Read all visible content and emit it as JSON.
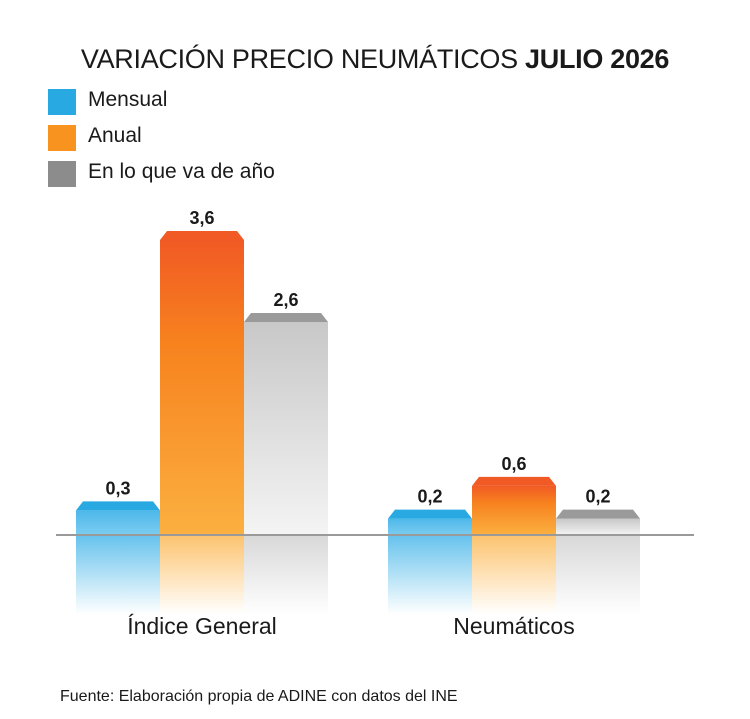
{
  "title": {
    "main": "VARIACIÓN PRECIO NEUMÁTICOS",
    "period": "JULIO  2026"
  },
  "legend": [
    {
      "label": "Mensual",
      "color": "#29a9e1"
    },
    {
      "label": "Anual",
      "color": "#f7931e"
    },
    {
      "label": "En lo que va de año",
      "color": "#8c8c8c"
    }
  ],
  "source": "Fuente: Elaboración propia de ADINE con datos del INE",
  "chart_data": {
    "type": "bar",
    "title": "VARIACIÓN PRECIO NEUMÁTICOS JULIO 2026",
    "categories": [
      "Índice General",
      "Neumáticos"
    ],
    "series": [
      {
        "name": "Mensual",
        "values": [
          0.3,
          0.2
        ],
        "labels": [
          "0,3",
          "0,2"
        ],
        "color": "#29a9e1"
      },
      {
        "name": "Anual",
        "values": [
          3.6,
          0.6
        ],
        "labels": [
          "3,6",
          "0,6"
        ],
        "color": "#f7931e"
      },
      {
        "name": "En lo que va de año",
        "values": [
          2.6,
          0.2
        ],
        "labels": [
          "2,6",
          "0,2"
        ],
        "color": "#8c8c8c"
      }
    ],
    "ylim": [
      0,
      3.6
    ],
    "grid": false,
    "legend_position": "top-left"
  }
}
:::::
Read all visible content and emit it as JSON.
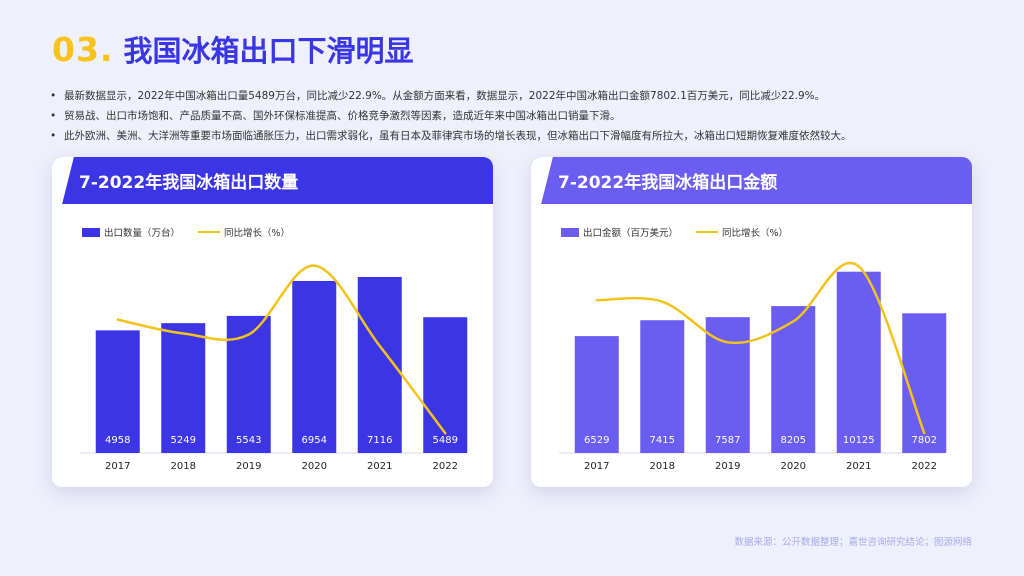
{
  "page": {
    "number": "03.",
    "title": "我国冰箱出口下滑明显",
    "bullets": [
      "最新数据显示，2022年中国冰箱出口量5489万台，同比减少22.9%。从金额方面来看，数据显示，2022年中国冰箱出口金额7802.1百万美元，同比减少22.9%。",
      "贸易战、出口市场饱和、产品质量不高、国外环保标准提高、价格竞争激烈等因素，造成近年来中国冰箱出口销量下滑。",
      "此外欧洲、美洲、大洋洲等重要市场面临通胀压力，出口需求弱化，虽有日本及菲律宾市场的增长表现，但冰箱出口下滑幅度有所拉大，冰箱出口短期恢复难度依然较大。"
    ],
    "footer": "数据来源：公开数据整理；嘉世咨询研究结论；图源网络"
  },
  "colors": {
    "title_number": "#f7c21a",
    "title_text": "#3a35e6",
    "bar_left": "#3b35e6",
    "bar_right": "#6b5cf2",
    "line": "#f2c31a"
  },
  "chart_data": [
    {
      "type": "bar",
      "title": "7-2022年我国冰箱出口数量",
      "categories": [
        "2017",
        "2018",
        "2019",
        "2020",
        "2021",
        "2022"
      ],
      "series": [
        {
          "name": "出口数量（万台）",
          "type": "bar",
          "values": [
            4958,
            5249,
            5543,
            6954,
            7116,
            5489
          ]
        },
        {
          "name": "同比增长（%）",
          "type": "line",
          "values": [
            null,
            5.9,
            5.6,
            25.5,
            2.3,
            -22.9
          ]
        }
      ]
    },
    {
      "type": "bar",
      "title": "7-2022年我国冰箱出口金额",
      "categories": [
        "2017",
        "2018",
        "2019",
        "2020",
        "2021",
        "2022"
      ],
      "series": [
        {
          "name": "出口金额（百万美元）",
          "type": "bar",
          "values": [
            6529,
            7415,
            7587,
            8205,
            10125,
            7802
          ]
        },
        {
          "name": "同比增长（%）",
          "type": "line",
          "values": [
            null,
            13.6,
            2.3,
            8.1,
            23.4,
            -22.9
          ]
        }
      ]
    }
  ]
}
:::::
◆ **Goal**
Gather and copy every line of the data in which the string "name" is found.

◆ **Correct answer**
        "name": "Mensual",
        "name": "Anual",
        "name": "En lo que va de año",
          "name": "出口数量（万台）",
          "name": "同比增长（%）",
          "name": "出口金额（百万美元）",
          "name": "同比增长（%）",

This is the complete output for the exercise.